* Work instructions: Your task is to extract every line from the material below exactly.

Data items
= = =

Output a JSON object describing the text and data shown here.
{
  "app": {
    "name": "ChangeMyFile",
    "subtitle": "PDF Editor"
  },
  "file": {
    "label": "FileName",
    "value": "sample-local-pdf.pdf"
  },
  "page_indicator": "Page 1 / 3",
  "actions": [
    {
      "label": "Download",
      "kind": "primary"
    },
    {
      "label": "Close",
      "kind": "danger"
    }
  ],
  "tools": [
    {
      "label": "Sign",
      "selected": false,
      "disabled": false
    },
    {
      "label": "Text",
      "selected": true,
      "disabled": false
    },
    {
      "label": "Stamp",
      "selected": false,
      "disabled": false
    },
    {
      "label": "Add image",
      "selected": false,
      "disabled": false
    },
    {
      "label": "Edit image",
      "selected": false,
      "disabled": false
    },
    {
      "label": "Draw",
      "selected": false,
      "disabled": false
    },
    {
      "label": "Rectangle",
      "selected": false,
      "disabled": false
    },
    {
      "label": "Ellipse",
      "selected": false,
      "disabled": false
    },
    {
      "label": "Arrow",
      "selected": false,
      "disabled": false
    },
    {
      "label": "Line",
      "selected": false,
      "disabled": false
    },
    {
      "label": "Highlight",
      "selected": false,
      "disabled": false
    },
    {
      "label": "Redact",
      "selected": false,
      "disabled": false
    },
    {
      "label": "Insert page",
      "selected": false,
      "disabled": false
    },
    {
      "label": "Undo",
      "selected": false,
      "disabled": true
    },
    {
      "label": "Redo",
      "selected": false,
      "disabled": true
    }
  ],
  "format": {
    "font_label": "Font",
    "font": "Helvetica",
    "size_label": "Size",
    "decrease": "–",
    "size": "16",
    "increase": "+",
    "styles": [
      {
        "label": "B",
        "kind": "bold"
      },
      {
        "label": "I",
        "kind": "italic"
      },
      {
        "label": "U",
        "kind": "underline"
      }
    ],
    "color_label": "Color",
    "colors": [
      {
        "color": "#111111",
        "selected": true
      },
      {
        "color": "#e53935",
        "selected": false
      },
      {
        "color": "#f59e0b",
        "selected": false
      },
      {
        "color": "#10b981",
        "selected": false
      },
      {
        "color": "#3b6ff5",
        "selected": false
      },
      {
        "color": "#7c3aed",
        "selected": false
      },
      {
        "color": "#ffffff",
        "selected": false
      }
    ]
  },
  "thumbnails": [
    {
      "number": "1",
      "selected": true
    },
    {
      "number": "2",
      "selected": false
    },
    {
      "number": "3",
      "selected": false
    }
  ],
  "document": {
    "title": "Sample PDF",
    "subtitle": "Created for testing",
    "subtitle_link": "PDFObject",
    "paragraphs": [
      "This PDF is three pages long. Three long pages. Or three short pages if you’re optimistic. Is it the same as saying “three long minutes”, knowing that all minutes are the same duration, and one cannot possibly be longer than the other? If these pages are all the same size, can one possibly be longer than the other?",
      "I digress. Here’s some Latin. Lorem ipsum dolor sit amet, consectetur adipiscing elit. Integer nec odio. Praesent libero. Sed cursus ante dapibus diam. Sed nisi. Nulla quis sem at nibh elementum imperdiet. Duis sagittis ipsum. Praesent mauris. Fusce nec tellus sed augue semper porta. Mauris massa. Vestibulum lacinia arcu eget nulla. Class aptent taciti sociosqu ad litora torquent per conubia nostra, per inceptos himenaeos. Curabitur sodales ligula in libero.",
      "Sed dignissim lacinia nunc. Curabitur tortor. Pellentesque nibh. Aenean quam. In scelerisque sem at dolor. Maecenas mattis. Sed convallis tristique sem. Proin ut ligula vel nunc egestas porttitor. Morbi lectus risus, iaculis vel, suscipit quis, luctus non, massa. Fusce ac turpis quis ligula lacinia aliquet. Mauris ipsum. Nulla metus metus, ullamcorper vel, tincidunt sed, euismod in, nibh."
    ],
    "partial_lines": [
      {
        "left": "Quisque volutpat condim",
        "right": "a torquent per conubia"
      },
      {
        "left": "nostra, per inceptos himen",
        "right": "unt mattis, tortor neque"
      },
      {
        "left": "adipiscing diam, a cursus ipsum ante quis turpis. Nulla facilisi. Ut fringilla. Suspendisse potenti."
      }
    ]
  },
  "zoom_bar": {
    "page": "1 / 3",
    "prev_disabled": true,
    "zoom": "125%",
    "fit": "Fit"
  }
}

= = =

* Exercise solution:
Output a JSON object describing the text and data shown here.
{
  "app": {
    "name": "ChangeMyFile",
    "subtitle": "PDF Editor"
  },
  "file": {
    "label": "FileName",
    "value": "sample-local-pdf.pdf"
  },
  "page_indicator": "Page 1 / 3",
  "actions": [
    {
      "label": "Download",
      "kind": "primary"
    },
    {
      "label": "Close",
      "kind": "danger"
    }
  ],
  "tools": [
    {
      "label": "Sign",
      "selected": false,
      "disabled": false
    },
    {
      "label": "Text",
      "selected": true,
      "disabled": false
    },
    {
      "label": "Stamp",
      "selected": false,
      "disabled": false
    },
    {
      "label": "Add image",
      "selected": false,
      "disabled": false
    },
    {
      "label": "Edit image",
      "selected": false,
      "disabled": false
    },
    {
      "label": "Draw",
      "selected": false,
      "disabled": false
    },
    {
      "label": "Rectangle",
      "selected": false,
      "disabled": false
    },
    {
      "label": "Ellipse",
      "selected": false,
      "disabled": false
    },
    {
      "label": "Arrow",
      "selected": false,
      "disabled": false
    },
    {
      "label": "Line",
      "selected": false,
      "disabled": false
    },
    {
      "label": "Highlight",
      "selected": false,
      "disabled": false
    },
    {
      "label": "Redact",
      "selected": false,
      "disabled": false
    },
    {
      "label": "Insert page",
      "selected": false,
      "disabled": false
    },
    {
      "label": "Undo",
      "selected": false,
      "disabled": true
    },
    {
      "label": "Redo",
      "selected": false,
      "disabled": true
    }
  ],
  "format": {
    "font_label": "Font",
    "font": "Helvetica",
    "size_label": "Size",
    "decrease": "–",
    "size": "16",
    "increase": "+",
    "styles": [
      {
        "label": "B",
        "kind": "bold"
      },
      {
        "label": "I",
        "kind": "italic"
      },
      {
        "label": "U",
        "kind": "underline"
      }
    ],
    "color_label": "Color",
    "colors": [
      {
        "color": "#111111",
        "selected": true
      },
      {
        "color": "#e53935",
        "selected": false
      },
      {
        "color": "#f59e0b",
        "selected": false
      },
      {
        "color": "#10b981",
        "selected": false
      },
      {
        "color": "#3b6ff5",
        "selected": false
      },
      {
        "color": "#7c3aed",
        "selected": false
      },
      {
        "color": "#ffffff",
        "selected": false
      }
    ]
  },
  "thumbnails": [
    {
      "number": "1",
      "selected": true
    },
    {
      "number": "2",
      "selected": false
    },
    {
      "number": "3",
      "selected": false
    }
  ],
  "document": {
    "title": "Sample PDF",
    "subtitle": "Created for testing",
    "subtitle_link": "PDFObject",
    "paragraphs": [
      "This PDF is three pages long. Three long pages. Or three short pages if you’re optimistic. Is it the same as saying “three long minutes”, knowing that all minutes are the same duration, and one cannot possibly be longer than the other? If these pages are all the same size, can one possibly be longer than the other?",
      "I digress. Here’s some Latin. Lorem ipsum dolor sit amet, consectetur adipiscing elit. Integer nec odio. Praesent libero. Sed cursus ante dapibus diam. Sed nisi. Nulla quis sem at nibh elementum imperdiet. Duis sagittis ipsum. Praesent mauris. Fusce nec tellus sed augue semper porta. Mauris massa. Vestibulum lacinia arcu eget nulla. Class aptent taciti sociosqu ad litora torquent per conubia nostra, per inceptos himenaeos. Curabitur sodales ligula in libero.",
      "Sed dignissim lacinia nunc. Curabitur tortor. Pellentesque nibh. Aenean quam. In scelerisque sem at dolor. Maecenas mattis. Sed convallis tristique sem. Proin ut ligula vel nunc egestas porttitor. Morbi lectus risus, iaculis vel, suscipit quis, luctus non, massa. Fusce ac turpis quis ligula lacinia aliquet. Mauris ipsum. Nulla metus metus, ullamcorper vel, tincidunt sed, euismod in, nibh."
    ],
    "partial_lines": [
      {
        "left": "Quisque volutpat condim",
        "right": "a torquent per conubia"
      },
      {
        "left": "nostra, per inceptos himen",
        "right": "unt mattis, tortor neque"
      },
      {
        "left": "adipiscing diam, a cursus ipsum ante quis turpis. Nulla facilisi. Ut fringilla. Suspendisse potenti."
      }
    ]
  },
  "zoom_bar": {
    "page": "1 / 3",
    "prev_disabled": true,
    "zoom": "125%",
    "fit": "Fit"
  }
}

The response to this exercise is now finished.